# Excerpted text
Going High isn’t Easy

Do you go high or low when confronted? I’ll be honest—I can do either.

Every single one of us has a breaking point. Usually, it isn’t the first person who irritates you, but the last one who pushes you over the edge. Is that fair? No. But after blow upon blow, quelling the fire-breathing dragon that’s been sitting quietly for so long becomes harder. Each hit to your emotional circuit weakens your restraint.

I often match energy and don’t back down. When I feel attacked, going rogue can feel automatic. Is that right? No.

As a mother of a 12-year-old at 51 (I had him at 39), I’m older than most of the moms in his friend group. I’m not a gentle, hovering parent. I teach lessons instead of rushing to defend him every time. I’m not foolish enough to believe he’s innocent in every situation.

# Supplied data
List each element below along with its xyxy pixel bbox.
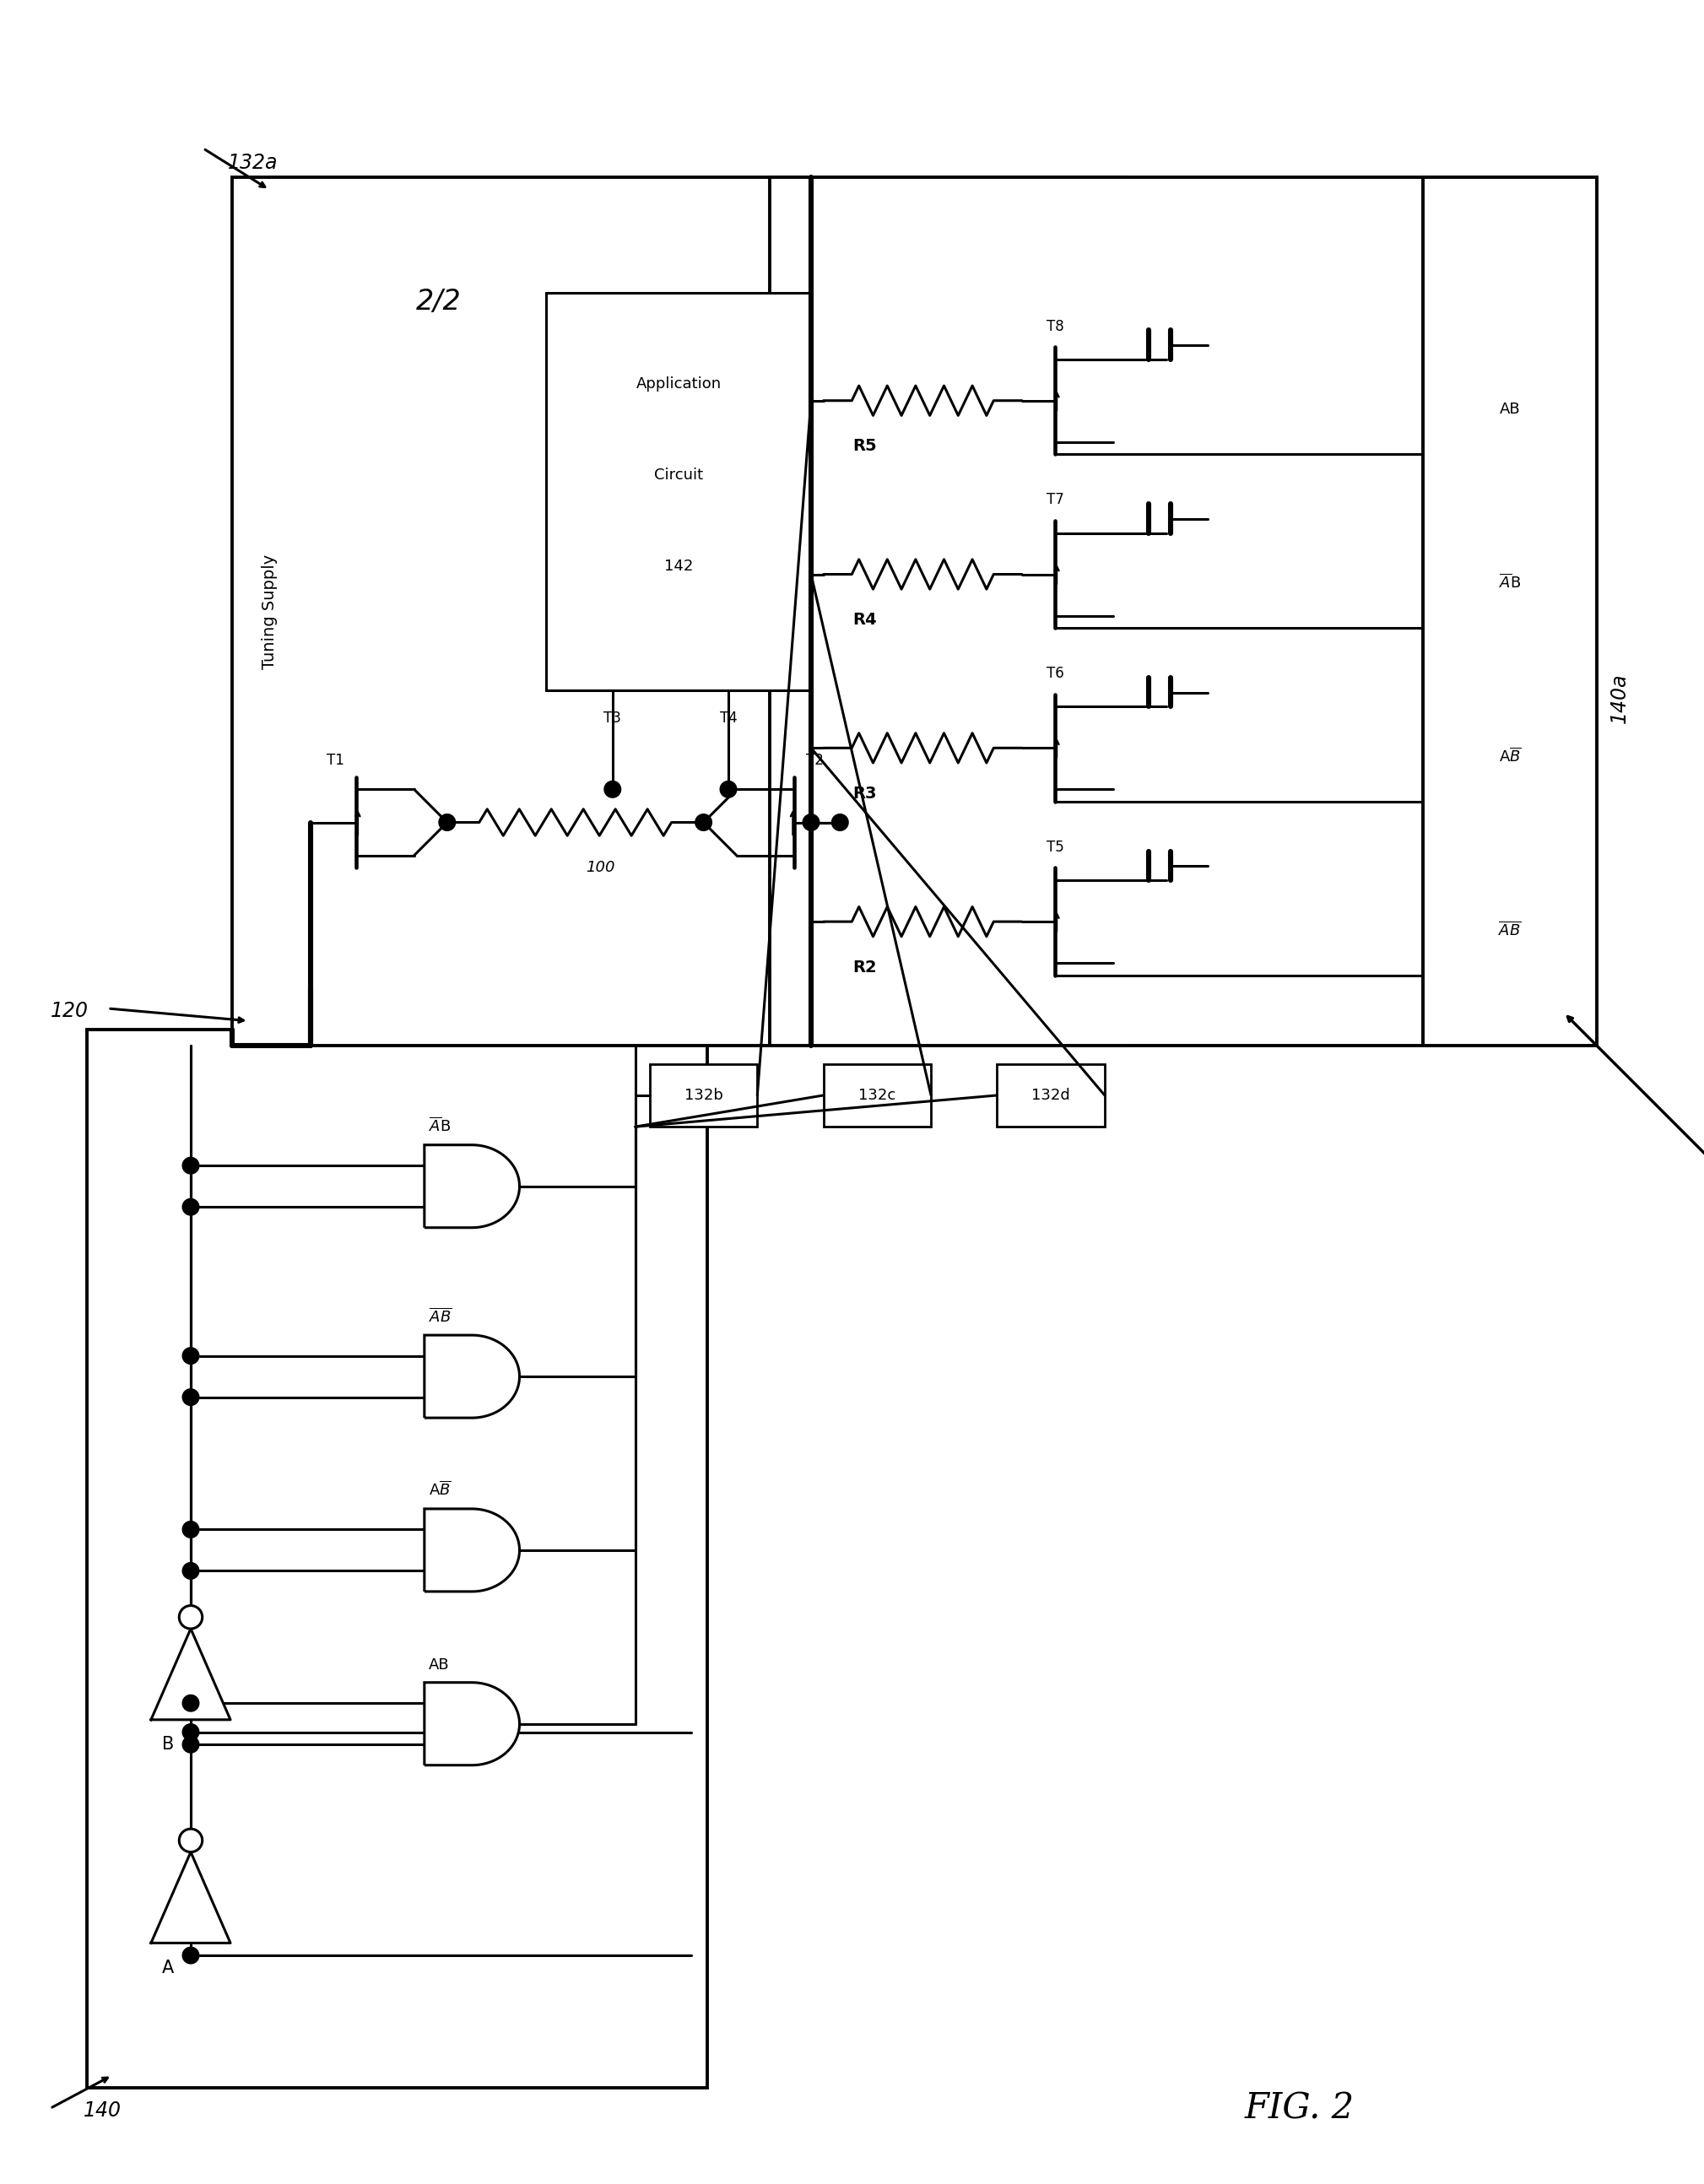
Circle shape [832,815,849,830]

# Task prompt
How would the essay about going high or low when confronted go on past its final paragraph? Write the next stretch of it.

# Result of the exercise
The divide between today’s hovering parenting style and my more old-school approach will never fully agree. We have different views, and we resolve conflict differently. My son probably wishes I were younger, turned a blind eye, and reveled in his perfection. That isn’t happening over here. To each their own.

I strive to handle situations with grace. Still, there are moments when a factory-reset slap sounds tempting. I’ve worked hard on my anger over the years, yet I still fight the urge to sink into pettiness. It isn’t easy.

Grace doesn’t mean being a doormat.
Grace means choosing not to become what you’re confronting.

Reading the Bible and learning how to handle conflict is challenging for me at times. However, it’s necessary if I want peace instead of bitterness.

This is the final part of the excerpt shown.